— START —
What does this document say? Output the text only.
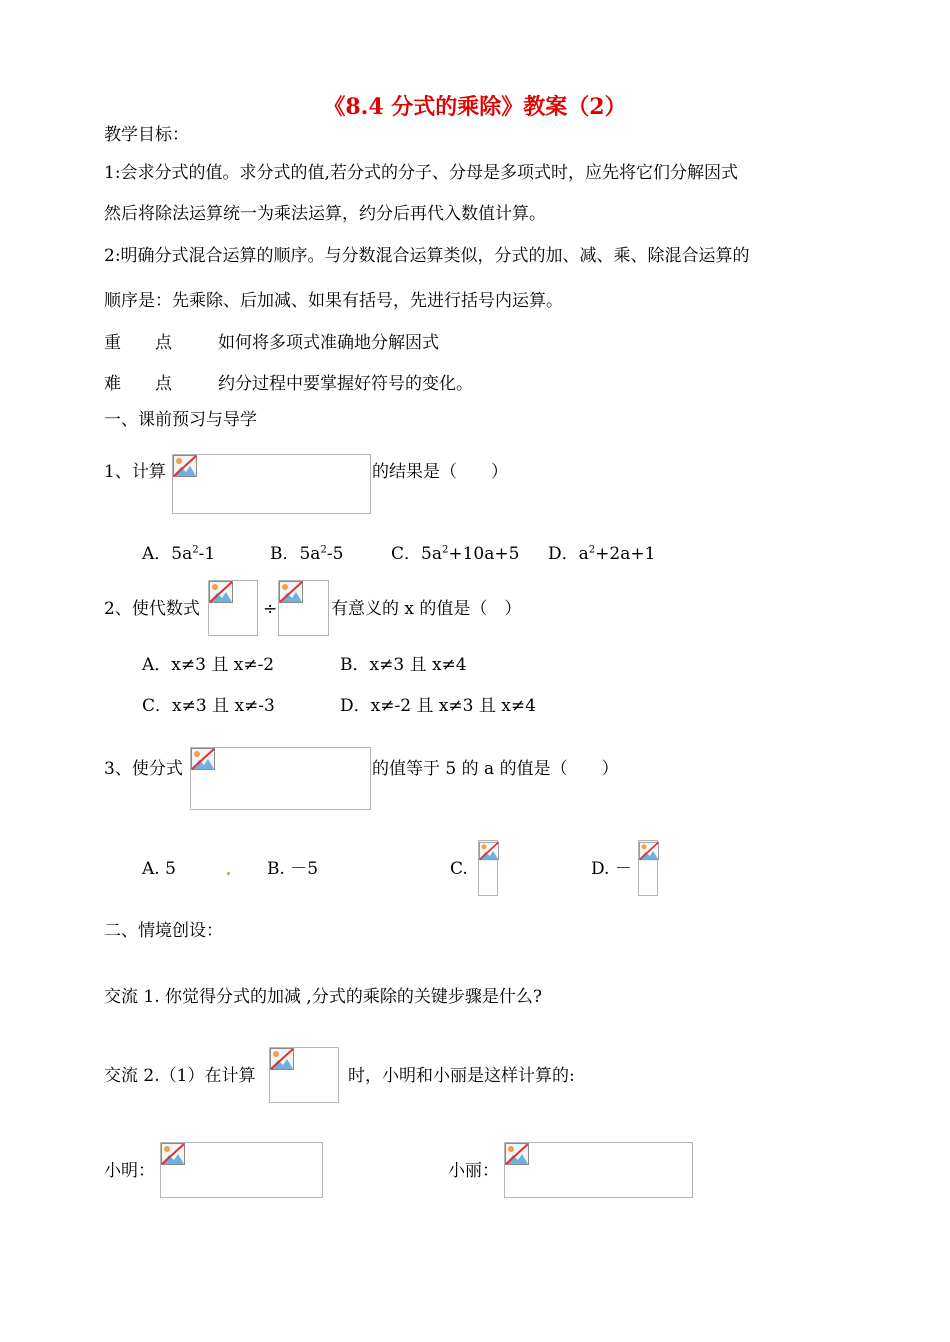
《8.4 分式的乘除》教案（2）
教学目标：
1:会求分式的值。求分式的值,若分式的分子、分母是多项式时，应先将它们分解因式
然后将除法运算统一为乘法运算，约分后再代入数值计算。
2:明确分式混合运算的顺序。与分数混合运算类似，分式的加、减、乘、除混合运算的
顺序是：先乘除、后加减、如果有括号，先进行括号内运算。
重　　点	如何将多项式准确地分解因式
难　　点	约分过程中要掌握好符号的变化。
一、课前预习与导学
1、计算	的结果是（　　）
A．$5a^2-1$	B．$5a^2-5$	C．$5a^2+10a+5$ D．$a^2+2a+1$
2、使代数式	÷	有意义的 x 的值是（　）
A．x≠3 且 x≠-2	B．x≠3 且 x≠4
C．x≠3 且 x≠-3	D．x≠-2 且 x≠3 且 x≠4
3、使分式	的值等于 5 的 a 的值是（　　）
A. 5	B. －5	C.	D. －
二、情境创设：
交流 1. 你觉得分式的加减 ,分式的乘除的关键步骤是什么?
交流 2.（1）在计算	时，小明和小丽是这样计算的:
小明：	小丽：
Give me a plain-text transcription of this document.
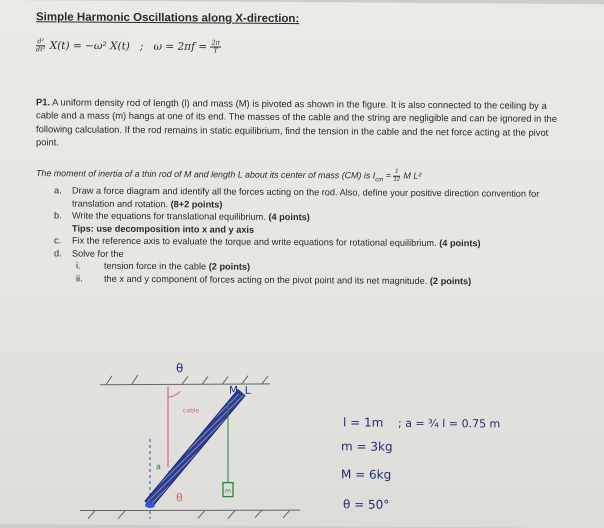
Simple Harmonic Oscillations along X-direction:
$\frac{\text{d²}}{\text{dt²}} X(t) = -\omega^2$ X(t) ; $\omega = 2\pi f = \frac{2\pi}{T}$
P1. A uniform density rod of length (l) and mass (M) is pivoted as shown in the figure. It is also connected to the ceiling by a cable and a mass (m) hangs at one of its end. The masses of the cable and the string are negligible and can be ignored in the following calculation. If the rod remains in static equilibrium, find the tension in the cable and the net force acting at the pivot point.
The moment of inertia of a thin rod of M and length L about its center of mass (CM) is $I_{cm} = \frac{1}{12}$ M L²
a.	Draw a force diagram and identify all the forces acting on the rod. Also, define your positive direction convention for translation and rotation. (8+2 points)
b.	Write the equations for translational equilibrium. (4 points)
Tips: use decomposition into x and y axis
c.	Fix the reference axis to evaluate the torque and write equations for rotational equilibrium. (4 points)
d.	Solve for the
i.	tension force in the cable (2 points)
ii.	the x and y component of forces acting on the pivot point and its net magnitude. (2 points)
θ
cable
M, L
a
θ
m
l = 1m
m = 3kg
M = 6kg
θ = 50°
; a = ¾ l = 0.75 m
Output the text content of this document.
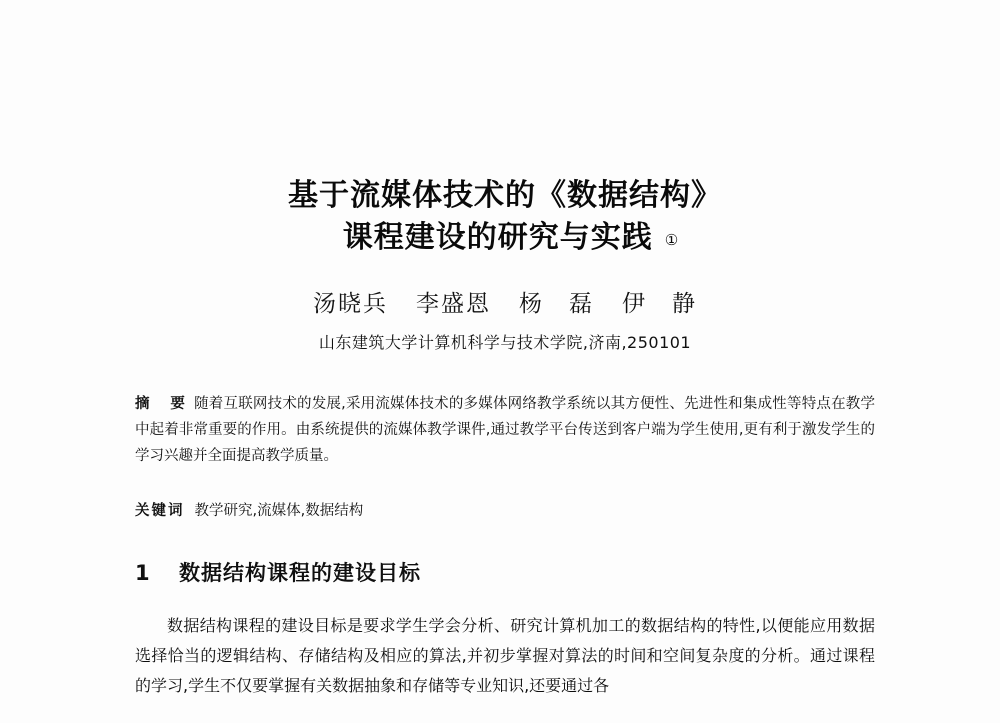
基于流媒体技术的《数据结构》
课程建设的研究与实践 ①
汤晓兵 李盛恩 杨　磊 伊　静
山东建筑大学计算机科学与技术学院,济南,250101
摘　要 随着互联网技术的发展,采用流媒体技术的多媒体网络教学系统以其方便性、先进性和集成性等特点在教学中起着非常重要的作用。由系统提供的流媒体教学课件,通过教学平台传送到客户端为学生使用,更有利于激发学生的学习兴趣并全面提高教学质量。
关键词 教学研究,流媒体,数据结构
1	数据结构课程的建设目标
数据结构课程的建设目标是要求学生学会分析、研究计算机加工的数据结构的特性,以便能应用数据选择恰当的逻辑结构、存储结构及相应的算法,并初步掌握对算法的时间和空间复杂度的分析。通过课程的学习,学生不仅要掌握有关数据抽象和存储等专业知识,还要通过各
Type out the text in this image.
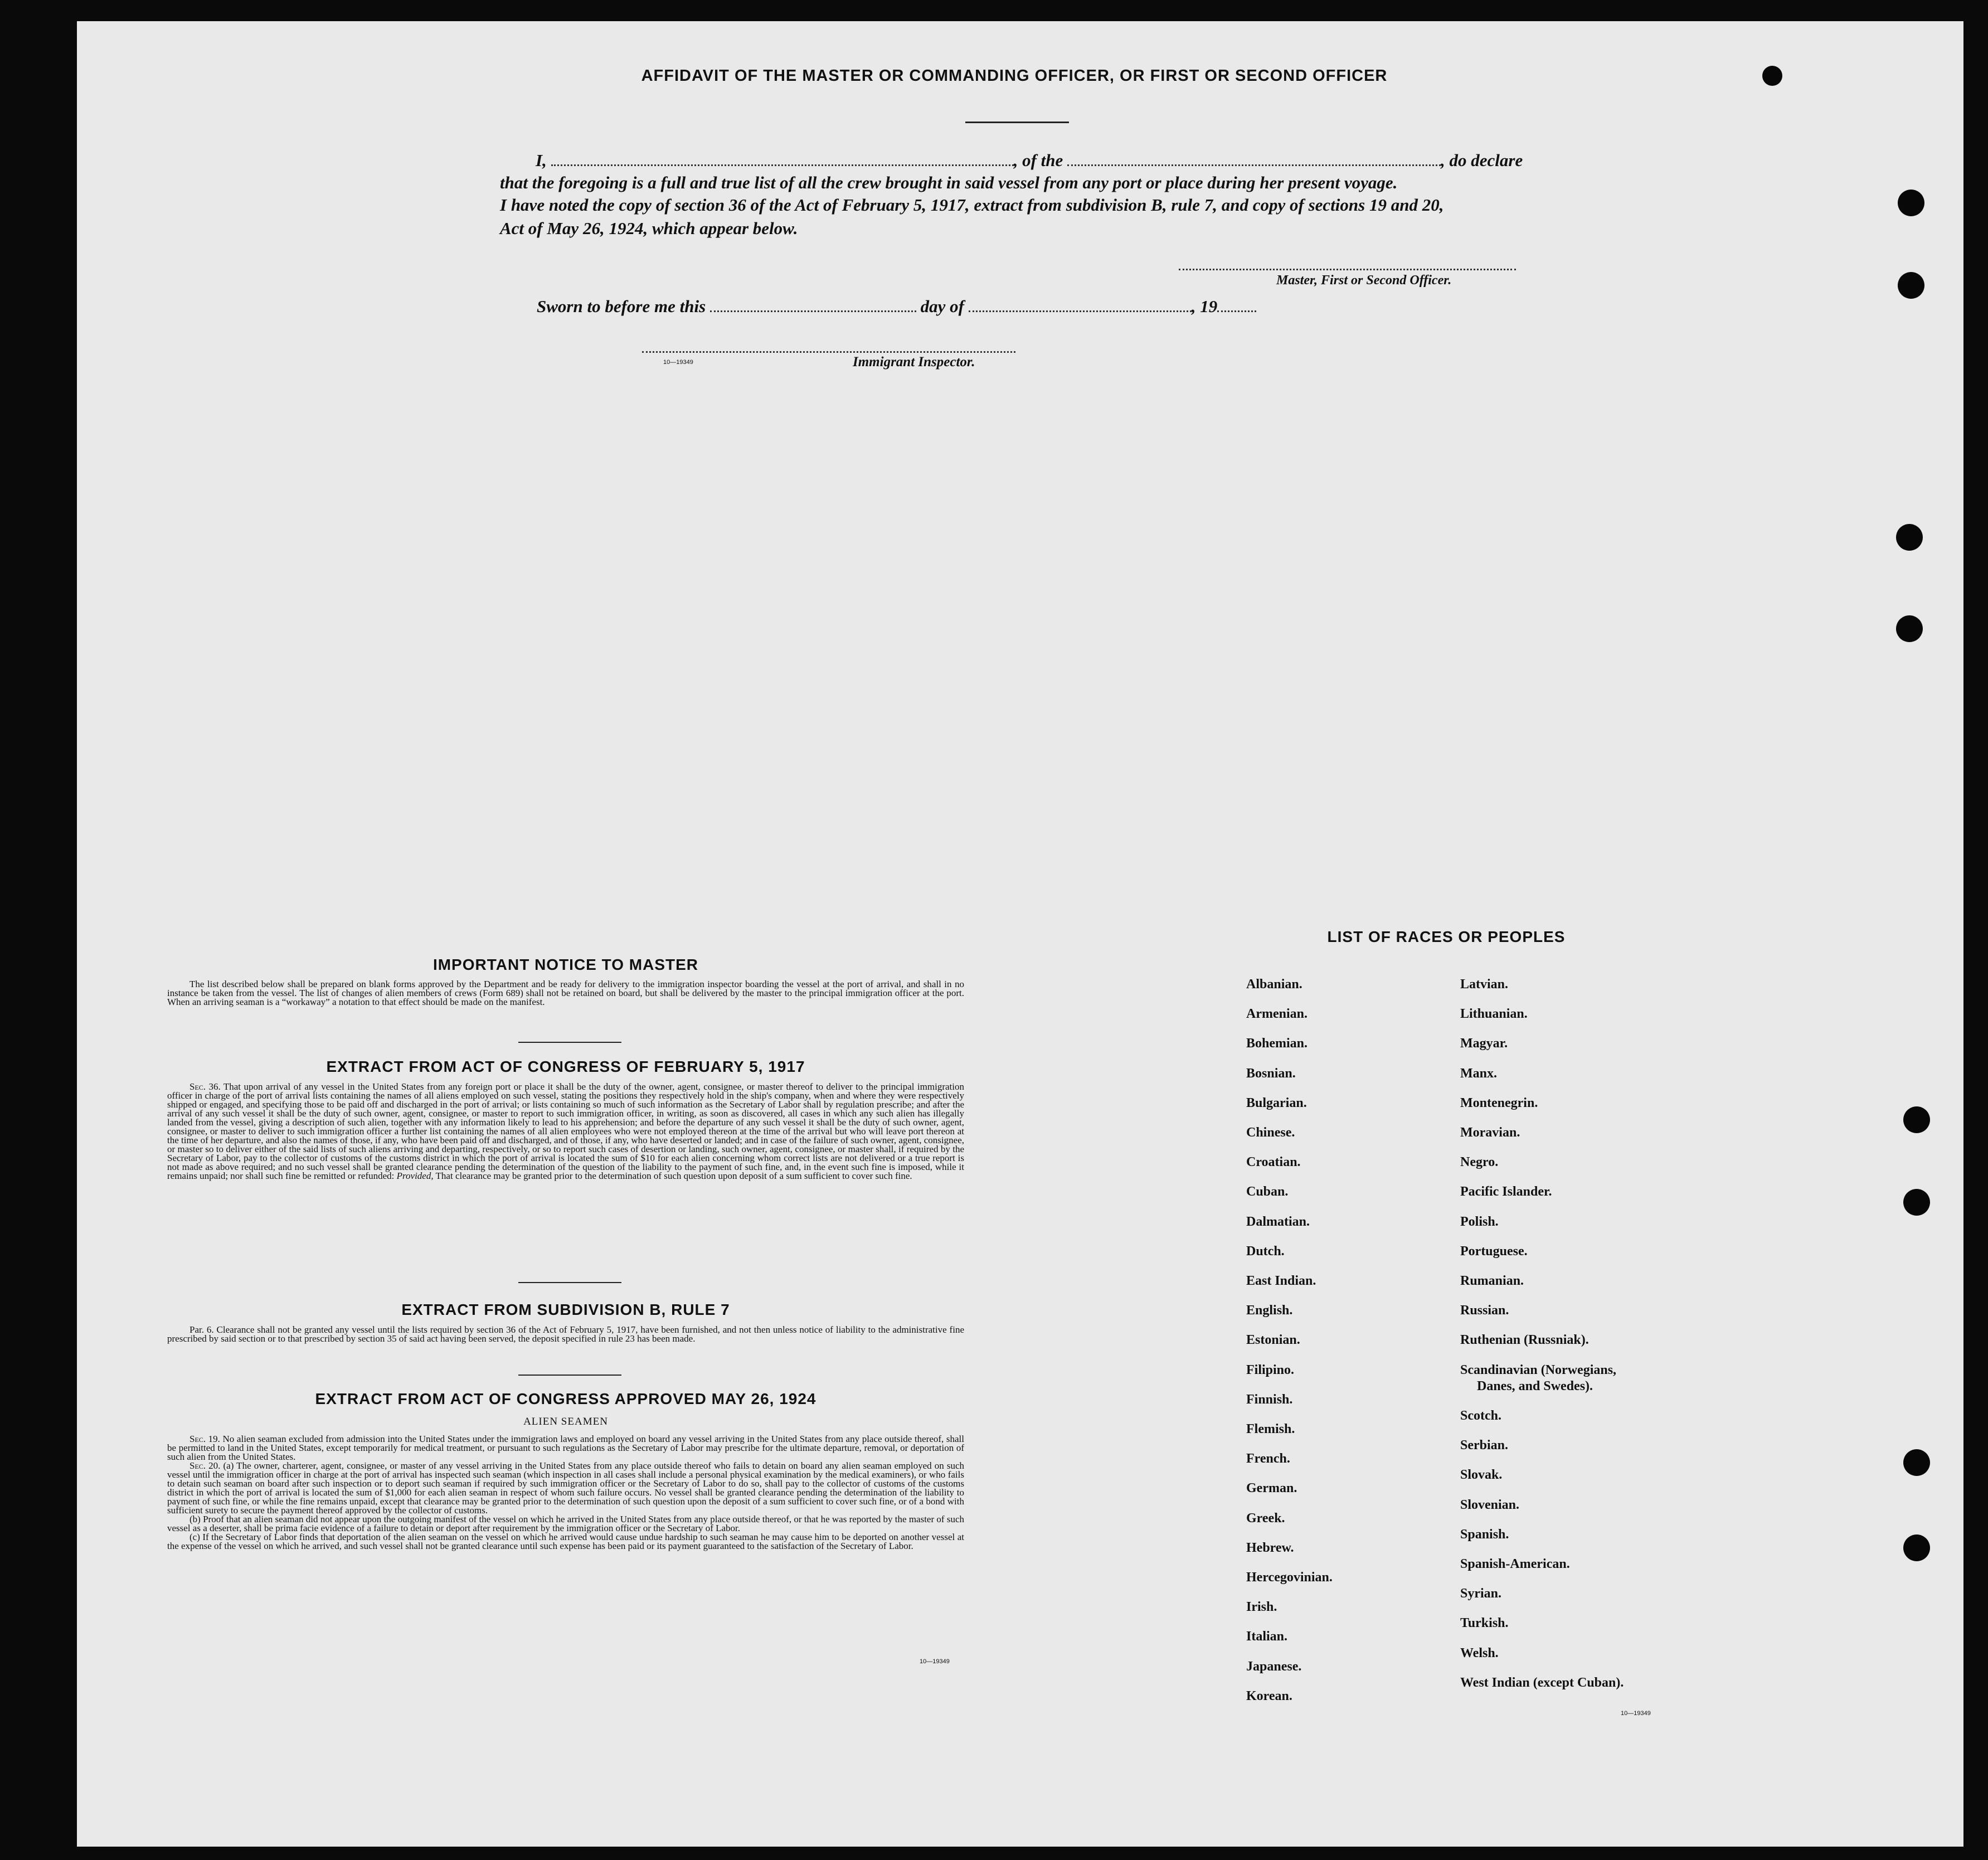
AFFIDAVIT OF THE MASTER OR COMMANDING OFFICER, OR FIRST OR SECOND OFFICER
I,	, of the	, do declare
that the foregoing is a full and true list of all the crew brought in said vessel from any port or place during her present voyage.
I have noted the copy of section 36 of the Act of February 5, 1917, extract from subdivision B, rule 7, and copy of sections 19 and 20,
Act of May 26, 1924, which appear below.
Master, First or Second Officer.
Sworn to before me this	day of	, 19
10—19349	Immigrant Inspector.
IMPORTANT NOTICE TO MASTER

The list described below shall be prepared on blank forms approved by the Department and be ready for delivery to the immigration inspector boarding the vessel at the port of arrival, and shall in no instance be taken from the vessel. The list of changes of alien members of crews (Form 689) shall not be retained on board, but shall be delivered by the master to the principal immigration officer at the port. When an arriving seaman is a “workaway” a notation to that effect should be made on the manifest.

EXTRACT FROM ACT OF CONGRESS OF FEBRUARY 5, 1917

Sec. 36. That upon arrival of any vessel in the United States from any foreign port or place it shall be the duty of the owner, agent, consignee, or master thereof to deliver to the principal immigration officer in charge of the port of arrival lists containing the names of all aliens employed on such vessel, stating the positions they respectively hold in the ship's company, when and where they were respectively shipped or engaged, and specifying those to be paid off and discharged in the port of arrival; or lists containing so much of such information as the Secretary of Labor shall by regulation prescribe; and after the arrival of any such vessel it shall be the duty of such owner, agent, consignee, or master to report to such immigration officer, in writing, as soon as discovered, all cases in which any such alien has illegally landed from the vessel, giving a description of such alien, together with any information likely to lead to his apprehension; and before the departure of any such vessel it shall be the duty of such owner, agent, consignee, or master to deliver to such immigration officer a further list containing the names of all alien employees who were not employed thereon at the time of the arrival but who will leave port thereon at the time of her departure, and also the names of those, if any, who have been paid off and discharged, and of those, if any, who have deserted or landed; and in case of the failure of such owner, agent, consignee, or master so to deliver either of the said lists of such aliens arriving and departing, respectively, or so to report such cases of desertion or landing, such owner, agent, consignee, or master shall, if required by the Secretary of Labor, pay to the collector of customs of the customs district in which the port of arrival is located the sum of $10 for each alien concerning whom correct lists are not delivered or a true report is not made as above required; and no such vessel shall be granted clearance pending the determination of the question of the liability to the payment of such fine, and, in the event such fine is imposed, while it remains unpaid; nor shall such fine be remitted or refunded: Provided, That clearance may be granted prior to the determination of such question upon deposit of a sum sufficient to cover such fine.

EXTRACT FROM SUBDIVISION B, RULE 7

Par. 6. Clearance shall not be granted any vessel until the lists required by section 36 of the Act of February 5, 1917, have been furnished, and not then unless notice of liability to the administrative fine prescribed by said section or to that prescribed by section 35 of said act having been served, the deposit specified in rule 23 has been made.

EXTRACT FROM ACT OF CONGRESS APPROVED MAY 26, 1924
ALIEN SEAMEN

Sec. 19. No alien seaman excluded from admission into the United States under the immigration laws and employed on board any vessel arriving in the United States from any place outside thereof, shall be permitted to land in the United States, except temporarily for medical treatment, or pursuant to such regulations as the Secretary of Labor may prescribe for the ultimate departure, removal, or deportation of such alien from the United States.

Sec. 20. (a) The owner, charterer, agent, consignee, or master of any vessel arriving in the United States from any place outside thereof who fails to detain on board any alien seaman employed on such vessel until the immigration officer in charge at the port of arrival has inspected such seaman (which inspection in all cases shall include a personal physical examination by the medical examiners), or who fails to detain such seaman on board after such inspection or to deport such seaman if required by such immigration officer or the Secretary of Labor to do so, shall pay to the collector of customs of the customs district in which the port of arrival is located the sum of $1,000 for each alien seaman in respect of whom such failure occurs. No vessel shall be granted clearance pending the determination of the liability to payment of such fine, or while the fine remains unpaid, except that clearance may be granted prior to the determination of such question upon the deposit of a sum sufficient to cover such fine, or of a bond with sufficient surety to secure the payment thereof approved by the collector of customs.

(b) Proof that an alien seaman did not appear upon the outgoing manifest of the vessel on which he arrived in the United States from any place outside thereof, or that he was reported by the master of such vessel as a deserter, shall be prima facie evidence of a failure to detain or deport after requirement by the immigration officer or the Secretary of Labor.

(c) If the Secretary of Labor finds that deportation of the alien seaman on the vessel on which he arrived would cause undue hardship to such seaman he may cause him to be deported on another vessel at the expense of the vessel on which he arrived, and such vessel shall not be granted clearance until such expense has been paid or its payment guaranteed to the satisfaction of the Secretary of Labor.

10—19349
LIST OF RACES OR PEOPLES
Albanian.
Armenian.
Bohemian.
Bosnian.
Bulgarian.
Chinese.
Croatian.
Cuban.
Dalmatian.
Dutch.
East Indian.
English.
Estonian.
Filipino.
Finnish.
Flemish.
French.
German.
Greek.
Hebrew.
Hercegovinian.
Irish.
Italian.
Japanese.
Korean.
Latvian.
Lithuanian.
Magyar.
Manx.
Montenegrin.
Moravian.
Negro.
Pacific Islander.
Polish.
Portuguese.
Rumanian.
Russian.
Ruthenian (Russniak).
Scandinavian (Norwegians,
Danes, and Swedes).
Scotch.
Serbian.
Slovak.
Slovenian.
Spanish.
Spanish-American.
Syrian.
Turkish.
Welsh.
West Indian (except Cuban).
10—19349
— END —
▸ EXERCISE PROMPT:
Pick out each line containing the string "axis" and copy it.

▸ EXPECTED ANSWER:
Tips: use decomposition into x and y axis
c.	Fix the reference axis to evaluate the torque and write equations for rotational equilibrium. (4 points)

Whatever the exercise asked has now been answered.